*EXERCISE GOAL:* Transcribe the whole listing below without changing a word, but leave out every image.

*INFORMATION PROVIDED:*
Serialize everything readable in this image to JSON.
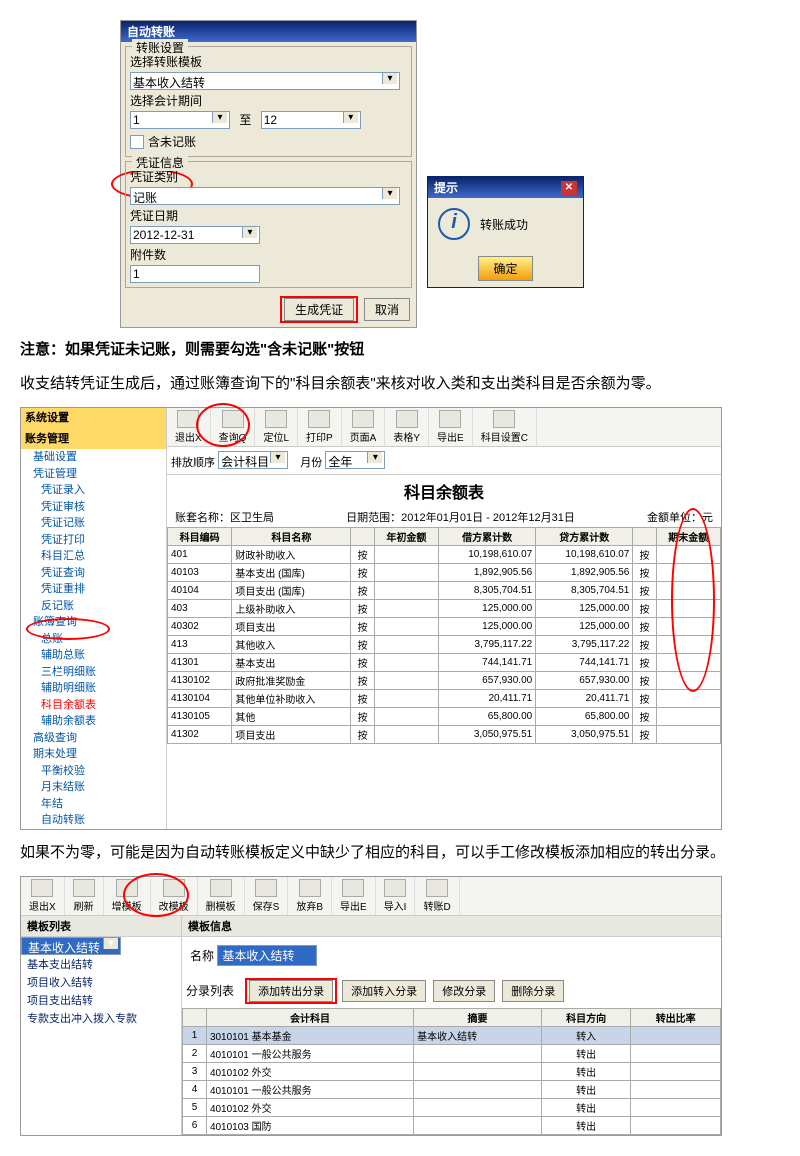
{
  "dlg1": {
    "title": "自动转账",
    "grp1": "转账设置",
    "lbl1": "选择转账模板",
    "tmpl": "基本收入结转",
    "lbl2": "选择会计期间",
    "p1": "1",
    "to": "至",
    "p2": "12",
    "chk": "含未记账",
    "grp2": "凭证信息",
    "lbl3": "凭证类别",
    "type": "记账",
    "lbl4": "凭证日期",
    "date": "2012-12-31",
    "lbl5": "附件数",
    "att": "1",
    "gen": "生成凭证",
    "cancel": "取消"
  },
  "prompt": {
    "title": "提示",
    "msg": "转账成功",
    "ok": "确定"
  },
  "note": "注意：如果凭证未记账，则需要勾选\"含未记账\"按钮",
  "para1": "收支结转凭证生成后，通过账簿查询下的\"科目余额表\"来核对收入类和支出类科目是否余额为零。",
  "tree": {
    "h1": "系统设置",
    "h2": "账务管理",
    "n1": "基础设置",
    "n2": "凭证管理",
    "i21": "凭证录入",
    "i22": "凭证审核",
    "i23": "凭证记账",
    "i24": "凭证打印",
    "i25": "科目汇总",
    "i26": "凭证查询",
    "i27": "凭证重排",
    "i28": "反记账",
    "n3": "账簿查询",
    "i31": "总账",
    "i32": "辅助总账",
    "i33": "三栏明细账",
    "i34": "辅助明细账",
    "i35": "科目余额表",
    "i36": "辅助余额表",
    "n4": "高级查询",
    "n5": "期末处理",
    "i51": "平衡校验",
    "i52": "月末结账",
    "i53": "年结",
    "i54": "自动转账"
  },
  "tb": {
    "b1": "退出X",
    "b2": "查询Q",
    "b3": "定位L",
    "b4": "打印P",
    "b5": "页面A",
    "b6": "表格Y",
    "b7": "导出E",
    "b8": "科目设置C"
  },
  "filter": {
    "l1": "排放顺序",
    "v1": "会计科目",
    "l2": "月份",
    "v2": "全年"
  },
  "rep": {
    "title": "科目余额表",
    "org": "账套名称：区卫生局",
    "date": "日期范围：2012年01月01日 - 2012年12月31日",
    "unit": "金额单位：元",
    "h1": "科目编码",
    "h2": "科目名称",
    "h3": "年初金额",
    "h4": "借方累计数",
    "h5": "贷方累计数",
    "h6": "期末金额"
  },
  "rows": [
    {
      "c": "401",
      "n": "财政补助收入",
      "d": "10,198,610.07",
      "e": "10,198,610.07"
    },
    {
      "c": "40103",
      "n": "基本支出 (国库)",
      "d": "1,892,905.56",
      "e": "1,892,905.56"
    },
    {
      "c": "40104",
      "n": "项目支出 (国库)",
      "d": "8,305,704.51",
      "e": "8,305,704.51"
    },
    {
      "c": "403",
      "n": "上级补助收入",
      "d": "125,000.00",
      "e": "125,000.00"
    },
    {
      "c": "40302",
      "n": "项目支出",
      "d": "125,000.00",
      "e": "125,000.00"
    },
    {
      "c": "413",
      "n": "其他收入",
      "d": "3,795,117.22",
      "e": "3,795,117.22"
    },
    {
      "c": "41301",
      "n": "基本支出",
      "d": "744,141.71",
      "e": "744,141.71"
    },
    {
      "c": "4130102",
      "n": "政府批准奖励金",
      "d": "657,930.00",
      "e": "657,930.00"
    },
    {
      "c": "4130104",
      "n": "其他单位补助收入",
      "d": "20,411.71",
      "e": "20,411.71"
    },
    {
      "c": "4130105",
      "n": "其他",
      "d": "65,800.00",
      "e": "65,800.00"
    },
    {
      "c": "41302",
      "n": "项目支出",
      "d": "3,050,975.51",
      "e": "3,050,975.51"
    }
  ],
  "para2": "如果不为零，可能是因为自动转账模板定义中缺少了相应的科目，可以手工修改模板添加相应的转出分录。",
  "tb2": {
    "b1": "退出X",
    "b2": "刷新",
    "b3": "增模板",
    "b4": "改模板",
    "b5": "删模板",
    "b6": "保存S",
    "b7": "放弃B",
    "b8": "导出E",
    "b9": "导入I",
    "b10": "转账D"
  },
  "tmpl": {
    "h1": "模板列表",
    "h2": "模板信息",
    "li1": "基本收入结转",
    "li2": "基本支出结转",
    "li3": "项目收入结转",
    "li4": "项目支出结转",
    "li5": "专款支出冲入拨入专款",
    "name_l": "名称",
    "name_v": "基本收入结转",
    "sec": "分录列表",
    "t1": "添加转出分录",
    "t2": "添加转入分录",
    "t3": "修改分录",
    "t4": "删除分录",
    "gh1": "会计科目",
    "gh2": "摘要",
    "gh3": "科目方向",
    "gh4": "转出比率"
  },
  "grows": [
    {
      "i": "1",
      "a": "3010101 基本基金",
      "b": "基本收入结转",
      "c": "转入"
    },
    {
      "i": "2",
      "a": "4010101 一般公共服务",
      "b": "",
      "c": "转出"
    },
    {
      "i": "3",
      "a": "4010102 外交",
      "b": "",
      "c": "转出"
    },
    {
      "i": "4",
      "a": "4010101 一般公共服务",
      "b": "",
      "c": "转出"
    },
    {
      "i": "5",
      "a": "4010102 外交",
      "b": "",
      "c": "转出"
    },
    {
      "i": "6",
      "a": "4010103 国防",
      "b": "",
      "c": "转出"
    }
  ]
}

*CORRECT OUTPUT:*
Serialize everything readable in this image to JSON.
{
  "dlg1": {
    "title": "自动转账",
    "grp1": "转账设置",
    "lbl1": "选择转账模板",
    "tmpl": "基本收入结转",
    "lbl2": "选择会计期间",
    "p1": "1",
    "to": "至",
    "p2": "12",
    "chk": "含未记账",
    "grp2": "凭证信息",
    "lbl3": "凭证类别",
    "type": "记账",
    "lbl4": "凭证日期",
    "date": "2012-12-31",
    "lbl5": "附件数",
    "att": "1",
    "gen": "生成凭证",
    "cancel": "取消"
  },
  "prompt": {
    "title": "提示",
    "msg": "转账成功",
    "ok": "确定"
  },
  "note": "注意：如果凭证未记账，则需要勾选\"含未记账\"按钮",
  "para1": "收支结转凭证生成后，通过账簿查询下的\"科目余额表\"来核对收入类和支出类科目是否余额为零。",
  "tree": {
    "h1": "系统设置",
    "h2": "账务管理",
    "n1": "基础设置",
    "n2": "凭证管理",
    "i21": "凭证录入",
    "i22": "凭证审核",
    "i23": "凭证记账",
    "i24": "凭证打印",
    "i25": "科目汇总",
    "i26": "凭证查询",
    "i27": "凭证重排",
    "i28": "反记账",
    "n3": "账簿查询",
    "i31": "总账",
    "i32": "辅助总账",
    "i33": "三栏明细账",
    "i34": "辅助明细账",
    "i35": "科目余额表",
    "i36": "辅助余额表",
    "n4": "高级查询",
    "n5": "期末处理",
    "i51": "平衡校验",
    "i52": "月末结账",
    "i53": "年结",
    "i54": "自动转账"
  },
  "tb": {
    "b1": "退出X",
    "b2": "查询Q",
    "b3": "定位L",
    "b4": "打印P",
    "b5": "页面A",
    "b6": "表格Y",
    "b7": "导出E",
    "b8": "科目设置C"
  },
  "filter": {
    "l1": "排放顺序",
    "v1": "会计科目",
    "l2": "月份",
    "v2": "全年"
  },
  "rep": {
    "title": "科目余额表",
    "org": "账套名称：区卫生局",
    "date": "日期范围：2012年01月01日 - 2012年12月31日",
    "unit": "金额单位：元",
    "h1": "科目编码",
    "h2": "科目名称",
    "h3": "年初金额",
    "h4": "借方累计数",
    "h5": "贷方累计数",
    "h6": "期末金额"
  },
  "rows": [
    {
      "c": "401",
      "n": "财政补助收入",
      "d": "10,198,610.07",
      "e": "10,198,610.07"
    },
    {
      "c": "40103",
      "n": "基本支出 (国库)",
      "d": "1,892,905.56",
      "e": "1,892,905.56"
    },
    {
      "c": "40104",
      "n": "项目支出 (国库)",
      "d": "8,305,704.51",
      "e": "8,305,704.51"
    },
    {
      "c": "403",
      "n": "上级补助收入",
      "d": "125,000.00",
      "e": "125,000.00"
    },
    {
      "c": "40302",
      "n": "项目支出",
      "d": "125,000.00",
      "e": "125,000.00"
    },
    {
      "c": "413",
      "n": "其他收入",
      "d": "3,795,117.22",
      "e": "3,795,117.22"
    },
    {
      "c": "41301",
      "n": "基本支出",
      "d": "744,141.71",
      "e": "744,141.71"
    },
    {
      "c": "4130102",
      "n": "政府批准奖励金",
      "d": "657,930.00",
      "e": "657,930.00"
    },
    {
      "c": "4130104",
      "n": "其他单位补助收入",
      "d": "20,411.71",
      "e": "20,411.71"
    },
    {
      "c": "4130105",
      "n": "其他",
      "d": "65,800.00",
      "e": "65,800.00"
    },
    {
      "c": "41302",
      "n": "项目支出",
      "d": "3,050,975.51",
      "e": "3,050,975.51"
    }
  ],
  "para2": "如果不为零，可能是因为自动转账模板定义中缺少了相应的科目，可以手工修改模板添加相应的转出分录。",
  "tb2": {
    "b1": "退出X",
    "b2": "刷新",
    "b3": "增模板",
    "b4": "改模板",
    "b5": "删模板",
    "b6": "保存S",
    "b7": "放弃B",
    "b8": "导出E",
    "b9": "导入I",
    "b10": "转账D"
  },
  "tmpl": {
    "h1": "模板列表",
    "h2": "模板信息",
    "li1": "基本收入结转",
    "li2": "基本支出结转",
    "li3": "项目收入结转",
    "li4": "项目支出结转",
    "li5": "专款支出冲入拨入专款",
    "name_l": "名称",
    "name_v": "基本收入结转",
    "sec": "分录列表",
    "t1": "添加转出分录",
    "t2": "添加转入分录",
    "t3": "修改分录",
    "t4": "删除分录",
    "gh1": "会计科目",
    "gh2": "摘要",
    "gh3": "科目方向",
    "gh4": "转出比率"
  },
  "grows": [
    {
      "i": "1",
      "a": "3010101 基本基金",
      "b": "基本收入结转",
      "c": "转入"
    },
    {
      "i": "2",
      "a": "4010101 一般公共服务",
      "b": "",
      "c": "转出"
    },
    {
      "i": "3",
      "a": "4010102 外交",
      "b": "",
      "c": "转出"
    },
    {
      "i": "4",
      "a": "4010101 一般公共服务",
      "b": "",
      "c": "转出"
    },
    {
      "i": "5",
      "a": "4010102 外交",
      "b": "",
      "c": "转出"
    },
    {
      "i": "6",
      "a": "4010103 国防",
      "b": "",
      "c": "转出"
    }
  ]
}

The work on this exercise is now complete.